### PROBLEM DETAILS
For the word "total", determine how many lines of the entries below contain it, and give only that number.
==== EXERCISE MATERIAL
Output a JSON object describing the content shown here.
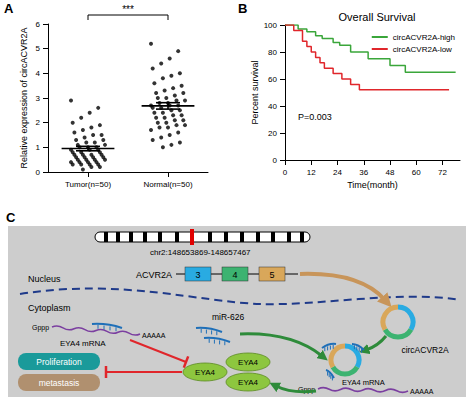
{
  "chart_data": [
    {
      "type": "scatter",
      "panel": "A",
      "ylabel": "Relative expression of circACVR2A",
      "categories": [
        "Tumor(n=50)",
        "Normal(n=50)"
      ],
      "values": [
        [
          2.9,
          2.6,
          2.4,
          2.2,
          2.0,
          1.9,
          1.8,
          1.7,
          1.6,
          1.5,
          1.5,
          1.4,
          1.3,
          1.3,
          1.2,
          1.2,
          1.1,
          1.1,
          1.0,
          1.0,
          1.0,
          0.9,
          0.9,
          0.9,
          0.8,
          0.8,
          0.8,
          0.7,
          0.7,
          0.7,
          0.7,
          0.6,
          0.6,
          0.6,
          0.6,
          0.5,
          0.5,
          0.5,
          0.5,
          0.4,
          0.4,
          0.4,
          0.4,
          0.3,
          0.3,
          0.3,
          0.3,
          0.2,
          0.2,
          0.1
        ],
        [
          5.2,
          4.9,
          4.6,
          4.4,
          4.2,
          4.0,
          3.9,
          3.8,
          3.6,
          3.5,
          3.4,
          3.3,
          3.2,
          3.2,
          3.1,
          3.0,
          3.0,
          2.9,
          2.9,
          2.8,
          2.8,
          2.7,
          2.7,
          2.7,
          2.6,
          2.6,
          2.5,
          2.5,
          2.4,
          2.4,
          2.3,
          2.3,
          2.2,
          2.2,
          2.1,
          2.1,
          2.0,
          2.0,
          1.9,
          1.9,
          1.8,
          1.8,
          1.7,
          1.6,
          1.5,
          1.4,
          1.3,
          1.2,
          1.1,
          1.0
        ]
      ],
      "mean": [
        0.95,
        2.68
      ],
      "error": [
        0.09,
        0.13
      ],
      "annotation": "***",
      "color": "#000000",
      "marker": "circle",
      "ylim": [
        0,
        6
      ],
      "yticks": [
        0,
        1,
        2,
        3,
        4,
        5,
        6
      ],
      "grid": false
    },
    {
      "type": "line",
      "panel": "B",
      "title": "Overall Survival",
      "xlabel": "Time(month)",
      "ylabel": "Percent survival",
      "series": [
        {
          "name": "circACVR2A-high",
          "color": "#3aa63a",
          "x": [
            0,
            6,
            10,
            14,
            17,
            22,
            25,
            30,
            38,
            48,
            55,
            78
          ],
          "values": [
            100,
            97,
            95,
            92,
            90,
            87,
            85,
            80,
            75,
            70,
            65,
            65
          ]
        },
        {
          "name": "circACVR2A-low",
          "color": "#e0262b",
          "x": [
            0,
            4,
            8,
            10,
            12,
            14,
            16,
            18,
            22,
            26,
            30,
            34,
            75
          ],
          "values": [
            100,
            96,
            88,
            84,
            80,
            76,
            72,
            68,
            64,
            60,
            56,
            52,
            52
          ]
        }
      ],
      "line_style": "step",
      "annotation": "P=0.003",
      "legend": "upper right",
      "xlim": [
        0,
        80
      ],
      "xticks": [
        0,
        12,
        24,
        36,
        48,
        60,
        72
      ],
      "ylim": [
        0,
        100
      ],
      "yticks": [
        0,
        20,
        40,
        60,
        80,
        100
      ],
      "grid": false
    }
  ],
  "diagram": {
    "panel": "C",
    "chromosome": "chr2:148653869-148657467",
    "compartments": [
      "Nucleus",
      "Cytoplasm"
    ],
    "gene": {
      "name": "ACVR2A",
      "exons": [
        "3",
        "4",
        "5"
      ]
    },
    "circrna": "circACVR2A",
    "mirna": "miR-626",
    "mrna": {
      "cap": "Gppp",
      "tail": "AAAAA",
      "name": "EYA4 mRNA"
    },
    "protein": {
      "name": "EYA4",
      "copies": 3
    },
    "outcomes": [
      "Proliferation",
      "metastasis"
    ]
  }
}
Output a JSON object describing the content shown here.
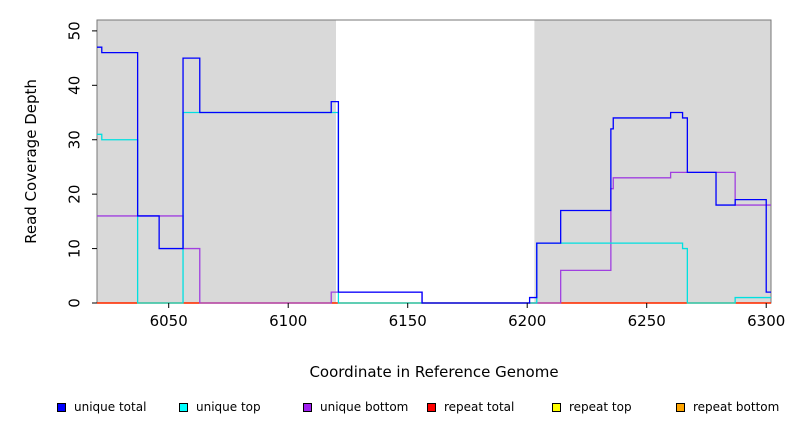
{
  "chart_data": {
    "type": "line",
    "xlabel": "Coordinate in Reference Genome",
    "ylabel": "Read Coverage Depth",
    "xlim": [
      6020,
      6302
    ],
    "ylim": [
      0,
      52
    ],
    "xticks": [
      6050,
      6100,
      6150,
      6200,
      6250,
      6300
    ],
    "yticks": [
      0,
      10,
      20,
      30,
      40,
      50
    ],
    "xtick_labels": [
      "6050",
      "6100",
      "6150",
      "6200",
      "6250",
      "6300"
    ],
    "ytick_labels": [
      "0",
      "10",
      "20",
      "30",
      "40",
      "50"
    ],
    "shaded_regions": [
      [
        6020,
        6120
      ],
      [
        6203,
        6302
      ]
    ],
    "series": [
      {
        "name": "unique total",
        "color": "#0000ff",
        "x": [
          6020,
          6022,
          6037,
          6046,
          6056,
          6063,
          6118,
          6121,
          6156,
          6201,
          6204,
          6214,
          6235,
          6236,
          6260,
          6265,
          6267,
          6279,
          6287,
          6300
        ],
        "y": [
          47,
          46,
          16,
          10,
          45,
          35,
          37,
          2,
          0,
          1,
          11,
          17,
          32,
          34,
          35,
          34,
          24,
          18,
          19,
          2
        ]
      },
      {
        "name": "unique top",
        "color": "#00e0e0",
        "x": [
          6020,
          6022,
          6037,
          6056,
          6121,
          6156,
          6201,
          6204,
          6265,
          6267,
          6287
        ],
        "y": [
          31,
          30,
          0,
          35,
          0,
          0,
          0,
          11,
          10,
          0,
          1
        ]
      },
      {
        "name": "unique bottom",
        "color": "#a040e0",
        "x": [
          6020,
          6056,
          6063,
          6118,
          6121,
          6156,
          6214,
          6235,
          6236,
          6260,
          6287
        ],
        "y": [
          16,
          10,
          0,
          2,
          2,
          0,
          6,
          21,
          23,
          24,
          18
        ]
      },
      {
        "name": "repeat total",
        "color": "#ff0000",
        "x": [
          6020,
          6302
        ],
        "y": [
          0,
          0
        ]
      },
      {
        "name": "repeat top",
        "color": "#ffff00",
        "x": [
          6020,
          6302
        ],
        "y": [
          0,
          0
        ]
      },
      {
        "name": "repeat bottom",
        "color": "#ffa500",
        "x": [
          6020,
          6302
        ],
        "y": [
          0,
          0
        ]
      }
    ],
    "legend_placement": "bottom"
  },
  "legend": [
    {
      "label": "unique total",
      "color": "#0000ff"
    },
    {
      "label": "unique top",
      "color": "#00ffff"
    },
    {
      "label": "unique bottom",
      "color": "#a020f0"
    },
    {
      "label": "repeat total",
      "color": "#ff0000"
    },
    {
      "label": "repeat top",
      "color": "#ffff00"
    },
    {
      "label": "repeat bottom",
      "color": "#ffa500"
    }
  ]
}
========
### SOLUTION TO THE PROBLEM
4